### Directions
"ital" is the word to look for; copy each line of the listing where it occurs.

[Exercise materials Boundary: Start]

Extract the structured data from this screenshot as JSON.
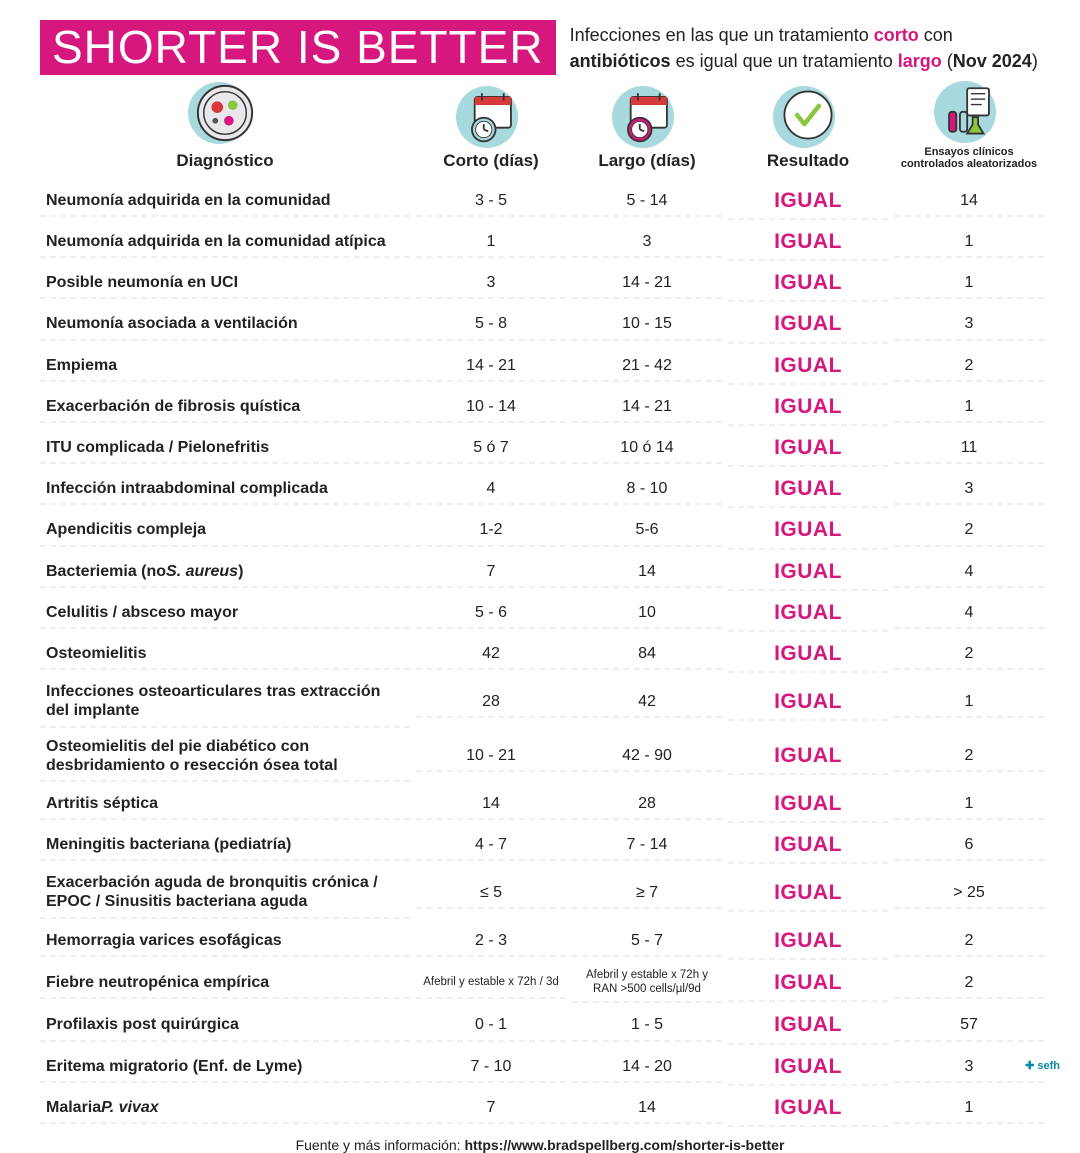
{
  "colors": {
    "accent": "#d6177e",
    "blob": "#a7d9de",
    "text": "#222222",
    "dash": "#eceff1",
    "bg": "#ffffff"
  },
  "header": {
    "title": "SHORTER IS BETTER",
    "subtitle_pre": "Infecciones en las que un tratamiento ",
    "word_corto": "corto",
    "subtitle_mid1": " con ",
    "word_antibioticos": "antibióticos",
    "subtitle_mid2": " es igual que un tratamiento ",
    "word_largo": "largo",
    "subtitle_paren_open": " (",
    "date": "Nov 2024",
    "subtitle_paren_close": ")"
  },
  "columns": {
    "diagnostico": "Diagnóstico",
    "corto": "Corto (días)",
    "largo": "Largo (días)",
    "resultado": "Resultado",
    "ensayos": "Ensayos clínicos controlados aleatorizados"
  },
  "rows": [
    {
      "diag": "Neumonía adquirida en la comunidad",
      "corto": "3 - 5",
      "largo": "5 - 14",
      "res": "IGUAL",
      "n": "14"
    },
    {
      "diag": "Neumonía adquirida en la comunidad atípica",
      "corto": "1",
      "largo": "3",
      "res": "IGUAL",
      "n": "1"
    },
    {
      "diag": "Posible neumonía en UCI",
      "corto": "3",
      "largo": "14 - 21",
      "res": "IGUAL",
      "n": "1"
    },
    {
      "diag": "Neumonía asociada a ventilación",
      "corto": "5 - 8",
      "largo": "10 - 15",
      "res": "IGUAL",
      "n": "3"
    },
    {
      "diag": "Empiema",
      "corto": "14 - 21",
      "largo": "21 - 42",
      "res": "IGUAL",
      "n": "2"
    },
    {
      "diag": "Exacerbación de fibrosis quística",
      "corto": "10 - 14",
      "largo": "14 - 21",
      "res": "IGUAL",
      "n": "1"
    },
    {
      "diag": "ITU complicada / Pielonefritis",
      "corto": "5 ó 7",
      "largo": "10 ó 14",
      "res": "IGUAL",
      "n": "11"
    },
    {
      "diag": "Infección intraabdominal complicada",
      "corto": "4",
      "largo": "8 - 10",
      "res": "IGUAL",
      "n": "3"
    },
    {
      "diag": "Apendicitis compleja",
      "corto": "1-2",
      "largo": "5-6",
      "res": "IGUAL",
      "n": "2"
    },
    {
      "diag_html": "Bacteriemia (no <span class=\"ital\">S. aureus</span>)",
      "corto": "7",
      "largo": "14",
      "res": "IGUAL",
      "n": "4"
    },
    {
      "diag": "Celulitis / absceso mayor",
      "corto": "5 - 6",
      "largo": "10",
      "res": "IGUAL",
      "n": "4"
    },
    {
      "diag": "Osteomielitis",
      "corto": "42",
      "largo": "84",
      "res": "IGUAL",
      "n": "2"
    },
    {
      "diag": "Infecciones osteoarticulares tras extracción del implante",
      "corto": "28",
      "largo": "42",
      "res": "IGUAL",
      "n": "1"
    },
    {
      "diag": "Osteomielitis del pie diabético con desbridamiento o resección ósea total",
      "corto": "10 - 21",
      "largo": "42 - 90",
      "res": "IGUAL",
      "n": "2"
    },
    {
      "diag": "Artritis séptica",
      "corto": "14",
      "largo": "28",
      "res": "IGUAL",
      "n": "1"
    },
    {
      "diag": "Meningitis bacteriana (pediatría)",
      "corto": "4 - 7",
      "largo": "7 - 14",
      "res": "IGUAL",
      "n": "6"
    },
    {
      "diag": "Exacerbación aguda de bronquitis crónica / EPOC / Sinusitis bacteriana aguda",
      "corto": "≤ 5",
      "largo": "≥ 7",
      "res": "IGUAL",
      "n": "> 25"
    },
    {
      "diag": "Hemorragia varices esofágicas",
      "corto": "2 - 3",
      "largo": "5 - 7",
      "res": "IGUAL",
      "n": "2"
    },
    {
      "diag": "Fiebre neutropénica empírica",
      "corto": "Afebril y estable x 72h / 3d",
      "largo": "Afebril y estable x 72h y RAN >500 cells/µl/9d",
      "res": "IGUAL",
      "n": "2",
      "small": true
    },
    {
      "diag": "Profilaxis post quirúrgica",
      "corto": "0 - 1",
      "largo": "1 - 5",
      "res": "IGUAL",
      "n": "57"
    },
    {
      "diag": "Eritema migratorio (Enf. de Lyme)",
      "corto": "7 - 10",
      "largo": "14 - 20",
      "res": "IGUAL",
      "n": "3"
    },
    {
      "diag_html": "Malaria <span class=\"ital\">P. vivax</span>",
      "corto": "7",
      "largo": "14",
      "res": "IGUAL",
      "n": "1"
    }
  ],
  "footer": {
    "prefix": "Fuente y más información: ",
    "url": "https://www.bradspellberg.com/shorter-is-better",
    "logo": "✚ sefh"
  }
}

[Exercise materials Boundary: End]

### Response
      "diag_html": "Bacteriemia (no <span class=\"ital\">S. aureus</span>)",
      "diag_html": "Malaria <span class=\"ital\">P. vivax</span>",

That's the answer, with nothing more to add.